Written problem: Reproduce verbatim the items from the line containing "bubble-tail xyxy=(108,261,115,273)" through the line containing "scissors-icon[interactable] xyxy=(90,389,120,417)", both lines included.

--- Start ---

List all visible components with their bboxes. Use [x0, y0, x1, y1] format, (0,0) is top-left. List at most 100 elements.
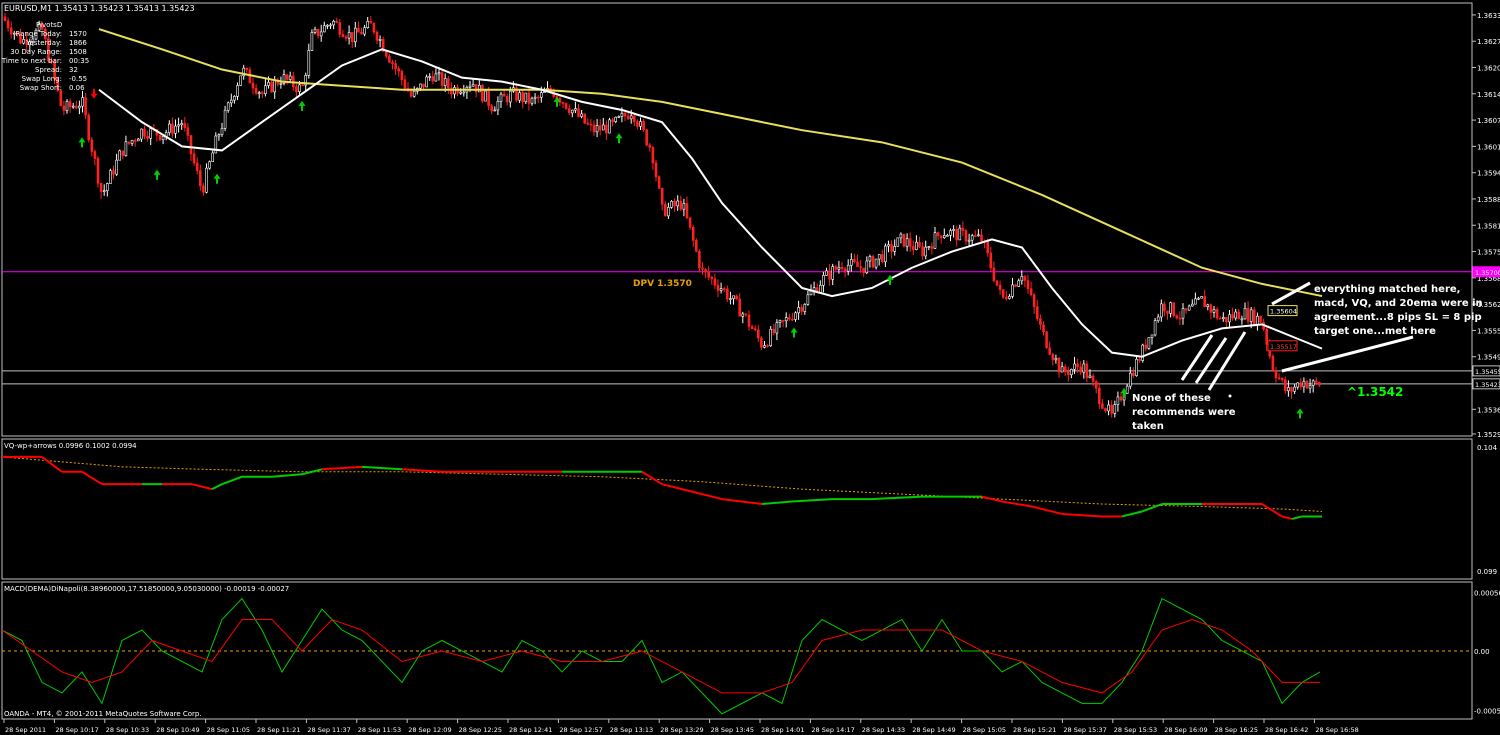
price-tick-label: 1.36270 [1477, 38, 1500, 46]
candle-body [130, 140, 134, 144]
candle-body [1218, 317, 1222, 320]
candle-body [818, 285, 822, 293]
pivot-row-label: Swap Short: [20, 84, 62, 92]
svg-text:agreement...8 pips SL = 8 pip: agreement...8 pips SL = 8 pip [1314, 312, 1482, 323]
candle-body [6, 20, 10, 29]
candle-body [1178, 317, 1182, 320]
candle-body [360, 31, 363, 35]
candle-body [1060, 366, 1064, 373]
candle-body [778, 320, 782, 323]
candle-body [1082, 363, 1086, 373]
candle-body [1234, 311, 1237, 319]
trading-chart[interactable]: 1.36335 1.36270 1.36205 1.36140 1.36075 1.360… [0, 0, 1500, 735]
candle-body [595, 125, 599, 133]
candle-body [760, 337, 763, 348]
candle-body [629, 115, 633, 120]
candle-body [403, 79, 407, 89]
candle-body [477, 85, 481, 93]
candle-body [375, 31, 379, 41]
pivot-row-label: Yesterday: [25, 39, 62, 47]
candle-body [648, 144, 652, 148]
candle-body [561, 102, 565, 104]
candle-body [369, 20, 373, 24]
macd-tick-label: -0.00057 [1474, 708, 1500, 716]
candle-body [583, 113, 587, 124]
candle-body [822, 275, 825, 286]
candle-body [1256, 315, 1259, 325]
candle-body [205, 167, 208, 193]
time-tick-label: 28 Sep 13:45 [711, 726, 754, 734]
candle-body [378, 39, 382, 41]
candle-body [1088, 375, 1092, 378]
candle-body [797, 307, 800, 314]
candle-body [1119, 396, 1123, 401]
candle-body [431, 76, 435, 82]
candle-body [487, 90, 490, 106]
candle-body [1228, 314, 1231, 323]
candle-body [1271, 355, 1275, 371]
candle-body [81, 97, 84, 107]
candle-body [118, 150, 121, 161]
time-tick-label: 28 Sep 14:17 [811, 726, 854, 734]
candle-body [1116, 396, 1120, 405]
candle-body [577, 108, 580, 117]
candle-body [651, 147, 655, 164]
time-tick-label: 28 Sep 10:49 [156, 726, 199, 734]
candle-body [363, 27, 366, 35]
candle-body [949, 230, 952, 236]
candle-body [1163, 303, 1166, 312]
candle-body [942, 235, 946, 239]
candle-body [834, 266, 838, 270]
candle-body [1138, 358, 1141, 361]
candle-body [1017, 280, 1021, 287]
candle-body [115, 159, 118, 175]
candle-body [673, 201, 676, 207]
candle-body [580, 113, 583, 117]
price-label-text: 1.35517 [1270, 343, 1297, 351]
time-tick-label: 28 Sep 15:53 [1114, 726, 1157, 734]
candle-body [493, 109, 497, 112]
candle-body [874, 258, 878, 268]
candle-body [177, 124, 180, 127]
candle-body [924, 246, 928, 257]
candle-body [1008, 296, 1011, 299]
candle-body [1113, 404, 1117, 414]
candle-body [918, 241, 921, 247]
candle-body [769, 328, 773, 346]
candle-body [329, 24, 332, 27]
candle-body [106, 183, 109, 191]
candle-body [955, 228, 959, 241]
time-tick-label: 28 Sep 16:25 [1215, 726, 1258, 734]
candle-body [220, 128, 224, 135]
candle-body [763, 345, 766, 348]
candle-body [856, 261, 859, 267]
candle-body [1156, 316, 1160, 321]
vq-tick-label: 0.104 [1477, 444, 1498, 452]
candle-body [518, 92, 521, 101]
vq-title: VQ-wp+arrows 0.0996 0.1002 0.0994 [4, 442, 137, 450]
candle-body [902, 233, 906, 247]
candle-body [109, 170, 112, 184]
candle-body [1070, 369, 1073, 376]
candle-body [1181, 308, 1185, 319]
candle-body [905, 238, 909, 247]
candle-body [791, 318, 794, 321]
candle-body [660, 187, 664, 205]
candle-body [849, 259, 853, 266]
candle-body [137, 138, 140, 142]
pivot-row-value: 1866 [69, 39, 87, 47]
candle-body [725, 288, 729, 300]
time-tick-label: 28 Sep 14:49 [912, 726, 955, 734]
candle-body [341, 34, 345, 38]
pivot-row-label: Range Today: [15, 30, 62, 38]
candle-body [1231, 314, 1234, 319]
candle-body [62, 105, 66, 111]
candle-body [1240, 318, 1244, 321]
candle-body [530, 97, 534, 104]
time-tick-label: 28 Sep 12:09 [408, 726, 451, 734]
candle-body [794, 312, 797, 320]
candle-body [78, 105, 81, 109]
candle-body [710, 276, 714, 280]
candle-body [626, 115, 630, 120]
candle-body [601, 124, 605, 131]
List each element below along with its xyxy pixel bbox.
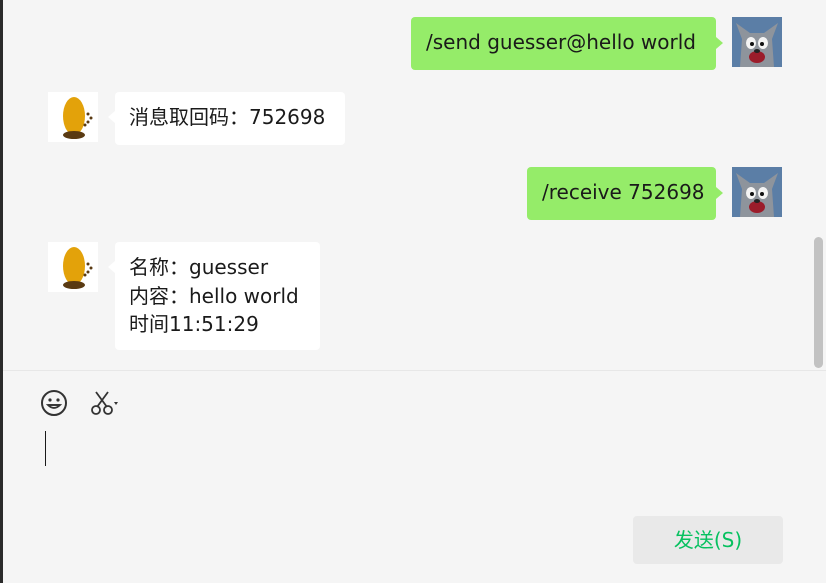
bubble-tail xyxy=(108,261,115,273)
smiley-icon[interactable] xyxy=(40,389,68,417)
user-avatar[interactable] xyxy=(732,167,782,217)
bubble-tail xyxy=(108,111,115,123)
message-input[interactable] xyxy=(3,425,826,510)
bubble-tail xyxy=(716,37,723,49)
bot-avatar[interactable] xyxy=(48,242,98,292)
scissors-icon[interactable] xyxy=(90,389,120,417)
message-bubble-incoming[interactable]: 名称：guesser 内容：hello world 时间11:51:29 xyxy=(115,242,320,350)
scrollbar-thumb[interactable] xyxy=(814,237,823,368)
message-line-content: 内容：hello world xyxy=(129,283,299,308)
bubble-tail xyxy=(716,187,723,199)
message-list[interactable]: /send guesser@hello world 消息取回码：752698 /… xyxy=(3,0,826,370)
message-line-name: 名称：guesser xyxy=(129,255,269,279)
message-bubble-outgoing[interactable]: /receive 752698 xyxy=(527,167,716,220)
message-bubble-outgoing[interactable]: /send guesser@hello world xyxy=(411,17,716,70)
user-avatar[interactable] xyxy=(732,17,782,67)
text-cursor xyxy=(45,431,46,466)
chat-window: /send guesser@hello world 消息取回码：752698 /… xyxy=(0,0,826,583)
message-text: /receive 752698 xyxy=(542,180,705,204)
input-divider xyxy=(3,370,826,371)
bot-avatar[interactable] xyxy=(48,92,98,142)
message-bubble-incoming[interactable]: 消息取回码：752698 xyxy=(115,92,345,145)
send-button[interactable]: 发送(S) xyxy=(633,516,783,564)
message-line-time: 时间11:51:29 xyxy=(129,312,259,336)
message-text: 消息取回码：752698 xyxy=(129,105,326,129)
message-text: /send guesser@hello world xyxy=(426,30,696,54)
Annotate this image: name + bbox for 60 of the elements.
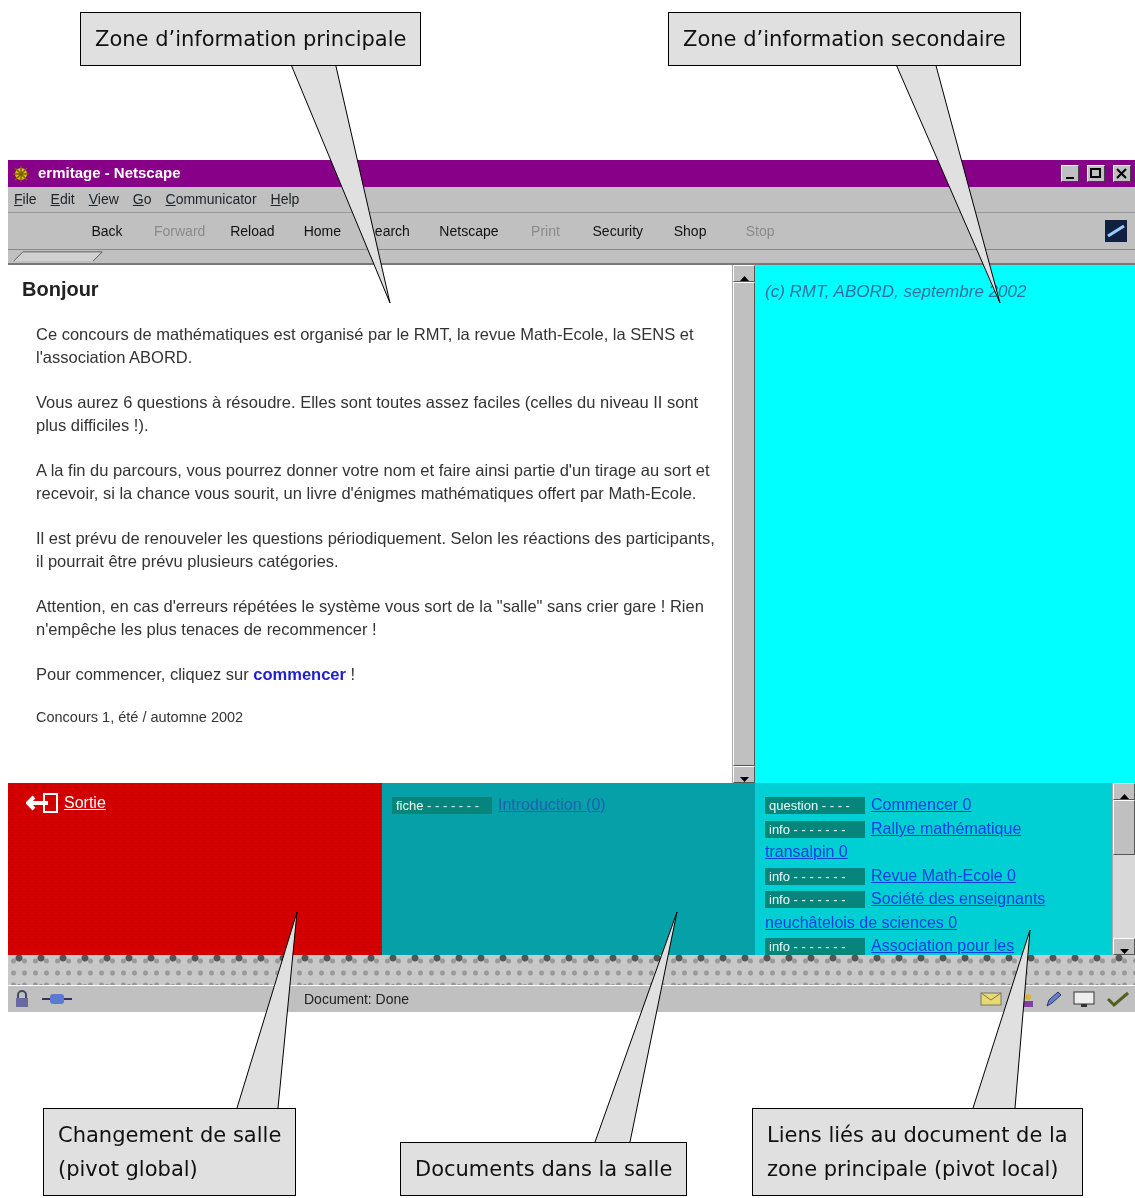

--- End ---

Solution to this problem:
bubble-tail xyxy=(108,261,115,273)
smiley-icon[interactable] xyxy=(40,389,68,417)
user-avatar[interactable] xyxy=(732,167,782,217)
bubble-tail xyxy=(108,111,115,123)
message-input[interactable] xyxy=(3,425,826,510)
bubble-tail xyxy=(716,37,723,49)
bot-avatar[interactable] xyxy=(48,242,98,292)
scissors-icon[interactable] xyxy=(90,389,120,417)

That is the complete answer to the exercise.